> Task instructions:
Look below for the line with "Extract all readable text from this page.". Extract that line and each one after it through the last, word for word.
:: Material supplied ::
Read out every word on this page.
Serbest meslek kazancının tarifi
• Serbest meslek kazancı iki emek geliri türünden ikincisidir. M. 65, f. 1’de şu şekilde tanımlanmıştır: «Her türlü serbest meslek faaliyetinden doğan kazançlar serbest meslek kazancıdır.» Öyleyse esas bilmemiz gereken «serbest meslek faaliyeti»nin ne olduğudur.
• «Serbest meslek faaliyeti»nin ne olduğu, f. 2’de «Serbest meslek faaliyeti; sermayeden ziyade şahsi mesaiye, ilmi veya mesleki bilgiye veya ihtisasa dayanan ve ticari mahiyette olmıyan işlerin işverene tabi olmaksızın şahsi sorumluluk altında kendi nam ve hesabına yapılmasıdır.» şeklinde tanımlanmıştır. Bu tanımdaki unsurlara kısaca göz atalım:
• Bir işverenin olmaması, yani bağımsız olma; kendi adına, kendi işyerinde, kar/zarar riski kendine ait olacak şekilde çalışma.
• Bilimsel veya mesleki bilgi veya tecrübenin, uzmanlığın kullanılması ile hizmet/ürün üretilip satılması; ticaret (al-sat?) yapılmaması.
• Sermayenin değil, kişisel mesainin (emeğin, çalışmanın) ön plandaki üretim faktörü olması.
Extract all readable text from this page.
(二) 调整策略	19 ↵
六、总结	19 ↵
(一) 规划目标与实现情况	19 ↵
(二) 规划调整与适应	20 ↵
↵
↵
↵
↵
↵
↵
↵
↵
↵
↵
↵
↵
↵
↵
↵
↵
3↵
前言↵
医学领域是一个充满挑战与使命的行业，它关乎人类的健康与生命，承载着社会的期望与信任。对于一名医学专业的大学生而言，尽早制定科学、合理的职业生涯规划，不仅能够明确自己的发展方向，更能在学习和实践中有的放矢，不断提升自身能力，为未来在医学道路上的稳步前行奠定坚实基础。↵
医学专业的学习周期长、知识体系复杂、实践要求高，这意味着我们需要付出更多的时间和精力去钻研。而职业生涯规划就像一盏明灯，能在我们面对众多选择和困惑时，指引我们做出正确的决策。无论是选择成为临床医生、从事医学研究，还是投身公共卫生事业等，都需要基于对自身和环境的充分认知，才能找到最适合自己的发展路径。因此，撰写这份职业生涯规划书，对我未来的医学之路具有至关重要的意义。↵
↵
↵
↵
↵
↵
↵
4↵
:::
> Result:
Extract all readable text from this page.
(二) 调整策略	19 ↵
六、总结	19 ↵
(一) 规划目标与实现情况	19 ↵
(二) 规划调整与适应	20 ↵
↵
↵
↵
↵
↵
↵
↵
↵
↵
↵
↵
↵
↵
↵
↵
↵
3↵
前言↵
医学领域是一个充满挑战与使命的行业，它关乎人类的健康与生命，承载着社会的期望与信任。对于一名医学专业的大学生而言，尽早制定科学、合理的职业生涯规划，不仅能够明确自己的发展方向，更能在学习和实践中有的放矢，不断提升自身能力，为未来在医学道路上的稳步前行奠定坚实基础。↵
医学专业的学习周期长、知识体系复杂、实践要求高，这意味着我们需要付出更多的时间和精力去钻研。而职业生涯规划就像一盏明灯，能在我们面对众多选择和困惑时，指引我们做出正确的决策。无论是选择成为临床医生、从事医学研究，还是投身公共卫生事业等，都需要基于对自身和环境的充分认知，才能找到最适合自己的发展路径。因此，撰写这份职业生涯规划书，对我未来的医学之路具有至关重要的意义。↵
↵
↵
↵
↵
↵
↵
4↵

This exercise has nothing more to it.